### TASK INPUT

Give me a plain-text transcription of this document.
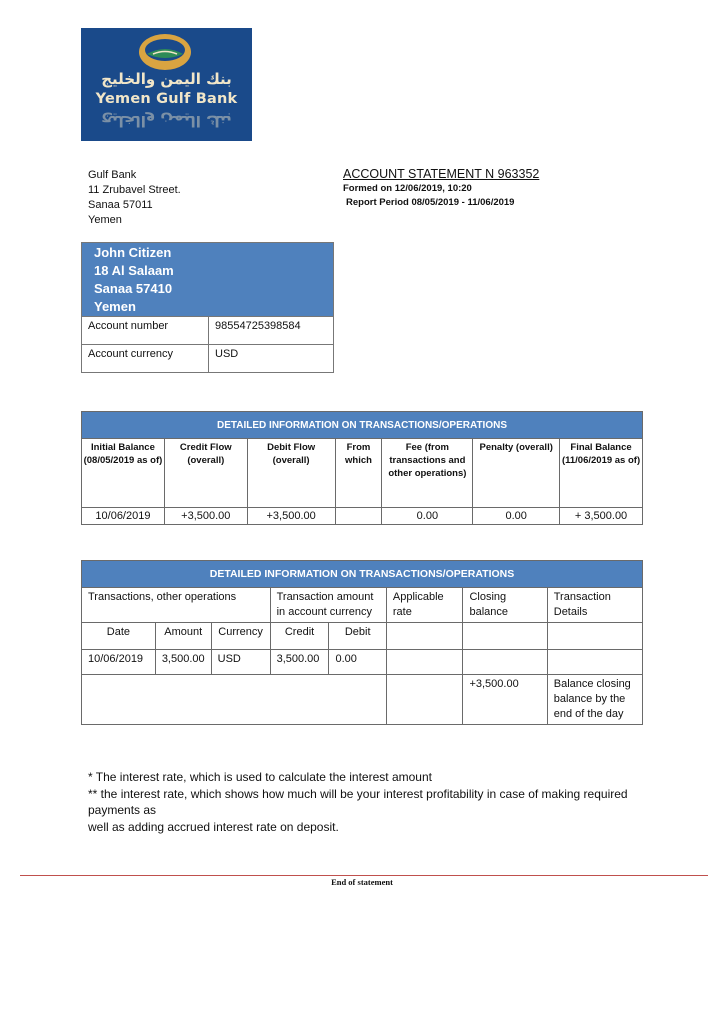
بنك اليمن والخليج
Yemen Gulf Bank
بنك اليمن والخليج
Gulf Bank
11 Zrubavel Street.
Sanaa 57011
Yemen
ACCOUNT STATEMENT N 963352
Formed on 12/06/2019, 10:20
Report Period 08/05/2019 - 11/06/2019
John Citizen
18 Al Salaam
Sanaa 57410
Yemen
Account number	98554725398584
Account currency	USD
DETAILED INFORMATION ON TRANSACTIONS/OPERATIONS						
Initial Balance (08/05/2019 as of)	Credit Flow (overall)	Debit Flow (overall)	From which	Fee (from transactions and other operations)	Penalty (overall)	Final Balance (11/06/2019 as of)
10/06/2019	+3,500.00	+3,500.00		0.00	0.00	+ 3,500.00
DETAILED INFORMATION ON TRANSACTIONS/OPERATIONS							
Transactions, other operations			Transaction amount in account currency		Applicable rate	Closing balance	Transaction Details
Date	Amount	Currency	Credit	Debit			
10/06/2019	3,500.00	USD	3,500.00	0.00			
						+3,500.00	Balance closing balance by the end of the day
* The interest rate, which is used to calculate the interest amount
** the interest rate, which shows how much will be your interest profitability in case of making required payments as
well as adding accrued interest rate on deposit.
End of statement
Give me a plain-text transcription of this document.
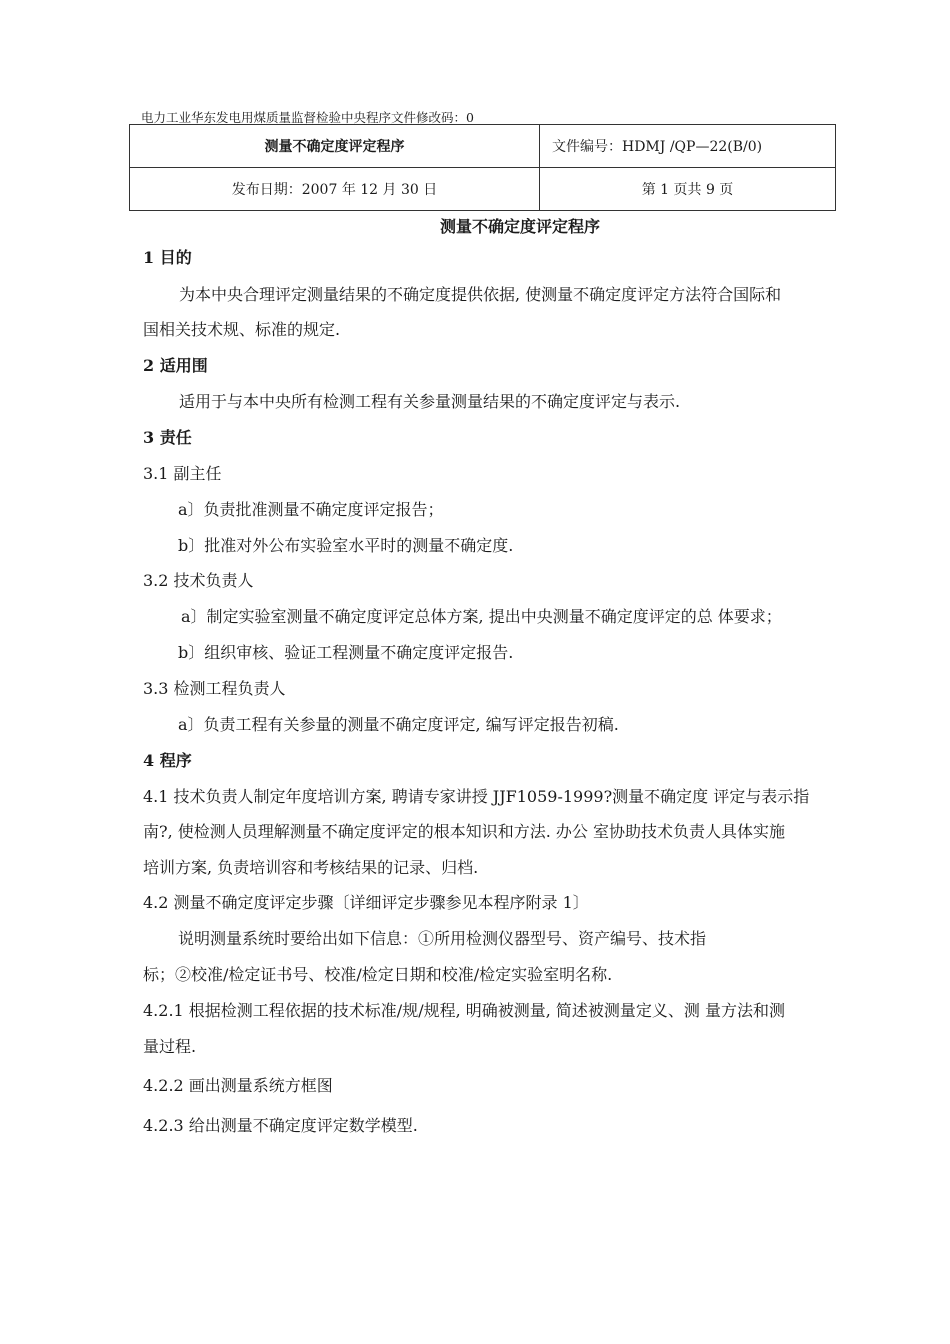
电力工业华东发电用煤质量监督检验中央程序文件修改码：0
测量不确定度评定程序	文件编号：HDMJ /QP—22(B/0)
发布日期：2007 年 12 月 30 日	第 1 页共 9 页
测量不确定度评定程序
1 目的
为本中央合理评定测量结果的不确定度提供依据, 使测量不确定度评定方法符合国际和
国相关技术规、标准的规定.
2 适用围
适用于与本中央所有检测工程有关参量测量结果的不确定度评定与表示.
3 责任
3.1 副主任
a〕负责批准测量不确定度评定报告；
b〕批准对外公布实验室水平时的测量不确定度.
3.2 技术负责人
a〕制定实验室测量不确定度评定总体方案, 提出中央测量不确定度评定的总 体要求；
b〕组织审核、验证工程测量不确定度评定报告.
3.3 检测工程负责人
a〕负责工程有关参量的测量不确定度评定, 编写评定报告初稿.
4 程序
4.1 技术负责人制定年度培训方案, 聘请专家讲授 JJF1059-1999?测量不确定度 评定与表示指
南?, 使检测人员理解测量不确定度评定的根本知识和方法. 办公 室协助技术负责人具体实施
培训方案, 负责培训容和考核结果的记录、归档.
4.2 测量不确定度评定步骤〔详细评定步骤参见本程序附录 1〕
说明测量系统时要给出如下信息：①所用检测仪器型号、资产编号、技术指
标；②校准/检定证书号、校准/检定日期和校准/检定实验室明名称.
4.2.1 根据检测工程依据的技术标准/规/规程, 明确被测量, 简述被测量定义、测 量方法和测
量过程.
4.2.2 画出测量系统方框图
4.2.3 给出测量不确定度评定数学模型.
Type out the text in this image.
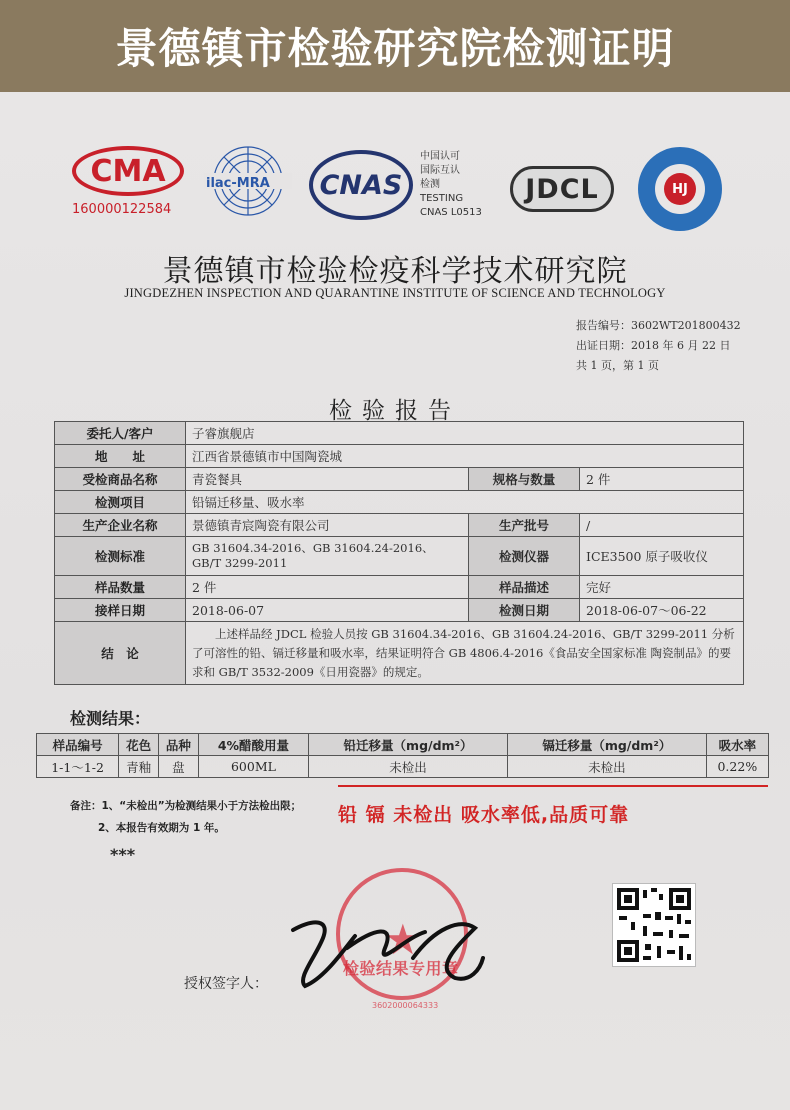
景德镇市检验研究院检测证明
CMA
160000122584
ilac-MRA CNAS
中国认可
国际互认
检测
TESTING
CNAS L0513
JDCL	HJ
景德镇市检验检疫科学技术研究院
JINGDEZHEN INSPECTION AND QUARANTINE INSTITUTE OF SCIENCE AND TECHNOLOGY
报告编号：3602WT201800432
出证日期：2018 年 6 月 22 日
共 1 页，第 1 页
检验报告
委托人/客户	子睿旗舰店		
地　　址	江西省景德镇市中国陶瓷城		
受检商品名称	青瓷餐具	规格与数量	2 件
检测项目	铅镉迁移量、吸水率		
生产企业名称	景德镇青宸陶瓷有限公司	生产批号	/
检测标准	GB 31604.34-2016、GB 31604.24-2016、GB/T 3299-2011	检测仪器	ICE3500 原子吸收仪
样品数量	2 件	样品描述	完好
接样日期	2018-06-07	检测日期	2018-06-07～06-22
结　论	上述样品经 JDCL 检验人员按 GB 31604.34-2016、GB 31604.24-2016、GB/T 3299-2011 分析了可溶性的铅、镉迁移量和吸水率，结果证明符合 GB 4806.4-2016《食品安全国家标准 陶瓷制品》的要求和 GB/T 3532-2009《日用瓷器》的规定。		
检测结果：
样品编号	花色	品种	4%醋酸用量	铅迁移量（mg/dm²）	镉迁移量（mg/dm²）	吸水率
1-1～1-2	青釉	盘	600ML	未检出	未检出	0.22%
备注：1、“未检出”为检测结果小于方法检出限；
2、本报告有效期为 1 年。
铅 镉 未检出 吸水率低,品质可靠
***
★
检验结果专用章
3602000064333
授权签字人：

### EXERCISE AIM
In the copy, include all records verbatim but no images.

### RESULT OF THIS EXERCISE
Give me a plain-text transcription of this document.
بنك اليمن والخليج
Yemen Gulf Bank
بنك اليمن والخليج
Gulf Bank
11 Zrubavel Street.
Sanaa 57011
Yemen
ACCOUNT STATEMENT N 963352
Formed on 12/06/2019, 10:20
Report Period 08/05/2019 - 11/06/2019
John Citizen
18 Al Salaam
Sanaa 57410
Yemen
Account number	98554725398584
Account currency	USD
DETAILED INFORMATION ON TRANSACTIONS/OPERATIONS						
Initial Balance (08/05/2019 as of)	Credit Flow (overall)	Debit Flow (overall)	From which	Fee (from transactions and other operations)	Penalty (overall)	Final Balance (11/06/2019 as of)
10/06/2019	+3,500.00	+3,500.00		0.00	0.00	+ 3,500.00
DETAILED INFORMATION ON TRANSACTIONS/OPERATIONS							
Transactions, other operations			Transaction amount in account currency		Applicable rate	Closing balance	Transaction Details
Date	Amount	Currency	Credit	Debit			
10/06/2019	3,500.00	USD	3,500.00	0.00			
						+3,500.00	Balance closing balance by the end of the day
* The interest rate, which is used to calculate the interest amount
** the interest rate, which shows how much will be your interest profitability in case of making required payments as
well as adding accrued interest rate on deposit.
End of statement
Give me a plain-text transcription of this document.
电力工业华东发电用煤质量监督检验中央程序文件修改码：0
测量不确定度评定程序	文件编号：HDMJ /QP—22(B/0)
发布日期：2007 年 12 月 30 日	第 1 页共 9 页
测量不确定度评定程序
1 目的
为本中央合理评定测量结果的不确定度提供依据, 使测量不确定度评定方法符合国际和
国相关技术规、标准的规定.
2 适用围
适用于与本中央所有检测工程有关参量测量结果的不确定度评定与表示.
3 责任
3.1 副主任
a〕负责批准测量不确定度评定报告；
b〕批准对外公布实验室水平时的测量不确定度.
3.2 技术负责人
a〕制定实验室测量不确定度评定总体方案, 提出中央测量不确定度评定的总 体要求；
b〕组织审核、验证工程测量不确定度评定报告.
3.3 检测工程负责人
a〕负责工程有关参量的测量不确定度评定, 编写评定报告初稿.
4 程序
4.1 技术负责人制定年度培训方案, 聘请专家讲授 JJF1059-1999?测量不确定度 评定与表示指
南?, 使检测人员理解测量不确定度评定的根本知识和方法. 办公 室协助技术负责人具体实施
培训方案, 负责培训容和考核结果的记录、归档.
4.2 测量不确定度评定步骤〔详细评定步骤参见本程序附录 1〕
说明测量系统时要给出如下信息：①所用检测仪器型号、资产编号、技术指
标；②校准/检定证书号、校准/检定日期和校准/检定实验室明名称.
4.2.1 根据检测工程依据的技术标准/规/规程, 明确被测量, 简述被测量定义、测 量方法和测
量过程.
4.2.2 画出测量系统方框图
4.2.3 给出测量不确定度评定数学模型.
Type out the text in this image.
景德镇市检验研究院检测证明
CMA
160000122584
ilac-MRA CNAS
中国认可
国际互认
检测
TESTING
CNAS L0513
JDCL	HJ
景德镇市检验检疫科学技术研究院
JINGDEZHEN INSPECTION AND QUARANTINE INSTITUTE OF SCIENCE AND TECHNOLOGY
报告编号：3602WT201800432
出证日期：2018 年 6 月 22 日
共 1 页，第 1 页
检验报告
委托人/客户	子睿旗舰店		
地　　址	江西省景德镇市中国陶瓷城		
受检商品名称	青瓷餐具	规格与数量	2 件
检测项目	铅镉迁移量、吸水率		
生产企业名称	景德镇青宸陶瓷有限公司	生产批号	/
检测标准	GB 31604.34-2016、GB 31604.24-2016、GB/T 3299-2011	检测仪器	ICE3500 原子吸收仪
样品数量	2 件	样品描述	完好
接样日期	2018-06-07	检测日期	2018-06-07～06-22
结　论	上述样品经 JDCL 检验人员按 GB 31604.34-2016、GB 31604.24-2016、GB/T 3299-2011 分析了可溶性的铅、镉迁移量和吸水率，结果证明符合 GB 4806.4-2016《食品安全国家标准 陶瓷制品》的要求和 GB/T 3532-2009《日用瓷器》的规定。		
检测结果：
样品编号	花色	品种	4%醋酸用量	铅迁移量（mg/dm²）	镉迁移量（mg/dm²）	吸水率
1-1～1-2	青釉	盘	600ML	未检出	未检出	0.22%
备注：1、“未检出”为检测结果小于方法检出限；
2、本报告有效期为 1 年。
铅 镉 未检出 吸水率低,品质可靠
***
★
检验结果专用章
3602000064333
授权签字人：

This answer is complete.